[Given instruction]
Sort through the data and copy the lines holding the word "fill".

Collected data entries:
========

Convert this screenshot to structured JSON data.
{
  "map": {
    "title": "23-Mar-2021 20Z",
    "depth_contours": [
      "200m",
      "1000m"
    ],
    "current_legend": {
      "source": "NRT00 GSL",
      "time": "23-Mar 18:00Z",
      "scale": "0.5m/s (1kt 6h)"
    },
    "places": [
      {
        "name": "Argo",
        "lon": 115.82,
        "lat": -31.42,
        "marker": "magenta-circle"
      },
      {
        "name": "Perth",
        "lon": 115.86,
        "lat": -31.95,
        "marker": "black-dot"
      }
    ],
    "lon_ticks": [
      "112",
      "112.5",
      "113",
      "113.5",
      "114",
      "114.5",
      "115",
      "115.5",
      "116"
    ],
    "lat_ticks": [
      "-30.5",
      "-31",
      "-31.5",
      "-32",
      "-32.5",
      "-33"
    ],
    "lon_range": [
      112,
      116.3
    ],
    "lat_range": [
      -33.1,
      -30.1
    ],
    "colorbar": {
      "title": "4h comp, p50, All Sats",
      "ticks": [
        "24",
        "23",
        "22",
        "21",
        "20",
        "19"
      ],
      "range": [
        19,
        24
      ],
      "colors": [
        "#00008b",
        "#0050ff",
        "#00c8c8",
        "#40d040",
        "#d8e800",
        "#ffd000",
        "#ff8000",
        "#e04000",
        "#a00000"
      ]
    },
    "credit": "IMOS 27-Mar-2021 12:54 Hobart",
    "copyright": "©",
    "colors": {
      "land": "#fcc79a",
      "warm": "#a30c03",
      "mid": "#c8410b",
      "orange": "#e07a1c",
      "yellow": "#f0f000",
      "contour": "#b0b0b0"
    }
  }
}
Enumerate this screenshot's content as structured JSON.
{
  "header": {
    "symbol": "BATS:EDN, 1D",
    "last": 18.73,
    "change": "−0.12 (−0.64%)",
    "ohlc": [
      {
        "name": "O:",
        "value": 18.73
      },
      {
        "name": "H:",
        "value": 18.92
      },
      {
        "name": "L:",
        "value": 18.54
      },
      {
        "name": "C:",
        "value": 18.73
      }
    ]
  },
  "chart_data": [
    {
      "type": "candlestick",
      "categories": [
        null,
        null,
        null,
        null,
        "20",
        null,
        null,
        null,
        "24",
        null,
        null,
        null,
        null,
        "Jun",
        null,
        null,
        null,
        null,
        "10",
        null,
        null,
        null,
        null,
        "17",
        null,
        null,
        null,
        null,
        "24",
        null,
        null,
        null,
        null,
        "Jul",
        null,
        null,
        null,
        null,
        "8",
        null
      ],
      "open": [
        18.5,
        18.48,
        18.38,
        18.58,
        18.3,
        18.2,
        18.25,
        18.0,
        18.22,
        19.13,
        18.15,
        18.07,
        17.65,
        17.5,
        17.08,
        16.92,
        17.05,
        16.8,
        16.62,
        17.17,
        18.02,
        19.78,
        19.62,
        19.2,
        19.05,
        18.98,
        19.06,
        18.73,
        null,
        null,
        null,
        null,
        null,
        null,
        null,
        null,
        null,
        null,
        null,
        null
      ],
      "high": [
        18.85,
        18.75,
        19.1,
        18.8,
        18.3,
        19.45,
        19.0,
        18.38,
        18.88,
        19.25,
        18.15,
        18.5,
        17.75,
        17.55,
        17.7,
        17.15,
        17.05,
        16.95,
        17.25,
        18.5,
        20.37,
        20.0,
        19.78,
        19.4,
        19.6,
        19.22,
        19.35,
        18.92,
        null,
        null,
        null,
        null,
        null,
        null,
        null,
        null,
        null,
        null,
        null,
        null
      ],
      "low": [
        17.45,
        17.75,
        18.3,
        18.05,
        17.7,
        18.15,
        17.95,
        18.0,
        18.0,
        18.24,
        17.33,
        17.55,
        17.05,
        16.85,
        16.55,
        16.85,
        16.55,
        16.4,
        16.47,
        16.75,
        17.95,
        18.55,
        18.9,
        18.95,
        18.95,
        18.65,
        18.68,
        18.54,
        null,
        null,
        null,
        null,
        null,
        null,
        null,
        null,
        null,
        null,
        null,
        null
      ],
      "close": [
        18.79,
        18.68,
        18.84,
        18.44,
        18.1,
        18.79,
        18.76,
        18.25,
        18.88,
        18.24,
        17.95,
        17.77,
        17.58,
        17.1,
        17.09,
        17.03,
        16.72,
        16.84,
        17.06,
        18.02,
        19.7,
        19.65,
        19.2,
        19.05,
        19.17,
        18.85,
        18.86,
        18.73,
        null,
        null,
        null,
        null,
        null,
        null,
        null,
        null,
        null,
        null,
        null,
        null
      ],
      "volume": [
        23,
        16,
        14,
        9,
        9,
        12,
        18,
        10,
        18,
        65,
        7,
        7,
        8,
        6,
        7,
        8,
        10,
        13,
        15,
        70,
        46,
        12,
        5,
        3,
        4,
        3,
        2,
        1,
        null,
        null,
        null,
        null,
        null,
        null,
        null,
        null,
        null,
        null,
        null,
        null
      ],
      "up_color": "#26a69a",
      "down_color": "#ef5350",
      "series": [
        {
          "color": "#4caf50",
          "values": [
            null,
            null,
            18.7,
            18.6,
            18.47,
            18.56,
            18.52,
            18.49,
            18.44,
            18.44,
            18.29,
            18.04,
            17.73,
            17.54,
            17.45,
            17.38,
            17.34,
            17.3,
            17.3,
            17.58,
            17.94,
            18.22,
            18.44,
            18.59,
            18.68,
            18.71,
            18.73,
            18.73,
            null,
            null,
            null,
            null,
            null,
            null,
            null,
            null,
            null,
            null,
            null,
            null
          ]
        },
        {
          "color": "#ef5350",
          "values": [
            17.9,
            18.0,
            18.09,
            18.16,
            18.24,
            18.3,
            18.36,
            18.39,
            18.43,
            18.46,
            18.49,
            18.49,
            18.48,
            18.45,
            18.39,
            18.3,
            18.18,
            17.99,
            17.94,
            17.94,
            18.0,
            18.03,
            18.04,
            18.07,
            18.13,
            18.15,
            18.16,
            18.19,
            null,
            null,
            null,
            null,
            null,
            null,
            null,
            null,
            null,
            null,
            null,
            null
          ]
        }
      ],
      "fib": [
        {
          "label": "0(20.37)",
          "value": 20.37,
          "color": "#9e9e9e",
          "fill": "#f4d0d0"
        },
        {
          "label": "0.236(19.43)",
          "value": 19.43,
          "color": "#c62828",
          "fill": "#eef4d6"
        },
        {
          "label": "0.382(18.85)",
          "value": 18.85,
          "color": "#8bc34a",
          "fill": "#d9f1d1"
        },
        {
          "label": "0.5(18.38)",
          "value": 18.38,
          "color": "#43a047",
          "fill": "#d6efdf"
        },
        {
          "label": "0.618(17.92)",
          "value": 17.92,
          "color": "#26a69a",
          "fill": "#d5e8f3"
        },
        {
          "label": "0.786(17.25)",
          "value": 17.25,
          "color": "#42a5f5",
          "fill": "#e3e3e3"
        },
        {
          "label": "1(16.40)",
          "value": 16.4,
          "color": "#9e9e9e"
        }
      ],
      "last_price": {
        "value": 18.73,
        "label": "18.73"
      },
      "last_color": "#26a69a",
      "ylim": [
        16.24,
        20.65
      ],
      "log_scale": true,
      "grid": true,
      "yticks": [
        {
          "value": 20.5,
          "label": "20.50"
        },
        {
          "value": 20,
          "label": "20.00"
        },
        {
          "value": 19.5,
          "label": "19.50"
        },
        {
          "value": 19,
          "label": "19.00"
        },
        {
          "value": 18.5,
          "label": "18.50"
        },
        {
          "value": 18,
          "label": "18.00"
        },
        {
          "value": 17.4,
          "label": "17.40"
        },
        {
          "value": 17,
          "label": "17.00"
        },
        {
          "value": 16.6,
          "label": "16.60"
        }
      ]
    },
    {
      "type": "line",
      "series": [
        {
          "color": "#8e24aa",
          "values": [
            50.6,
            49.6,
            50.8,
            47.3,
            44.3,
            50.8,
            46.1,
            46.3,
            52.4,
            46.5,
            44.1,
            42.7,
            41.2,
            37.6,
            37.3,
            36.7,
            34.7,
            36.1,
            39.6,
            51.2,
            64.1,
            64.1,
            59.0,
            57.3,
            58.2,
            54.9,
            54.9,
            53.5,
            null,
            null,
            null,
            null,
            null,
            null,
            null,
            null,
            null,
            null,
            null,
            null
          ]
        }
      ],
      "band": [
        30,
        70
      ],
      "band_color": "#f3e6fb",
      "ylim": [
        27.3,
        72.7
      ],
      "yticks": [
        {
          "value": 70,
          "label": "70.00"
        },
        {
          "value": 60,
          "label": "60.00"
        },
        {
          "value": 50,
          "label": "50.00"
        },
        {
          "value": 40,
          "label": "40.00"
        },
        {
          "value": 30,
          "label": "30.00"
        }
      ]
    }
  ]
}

========

[Complete output]
          "fill": "#f4d0d0"
          "fill": "#eef4d6"
          "fill": "#d9f1d1"
          "fill": "#d6efdf"
          "fill": "#d5e8f3"
          "fill": "#e3e3e3"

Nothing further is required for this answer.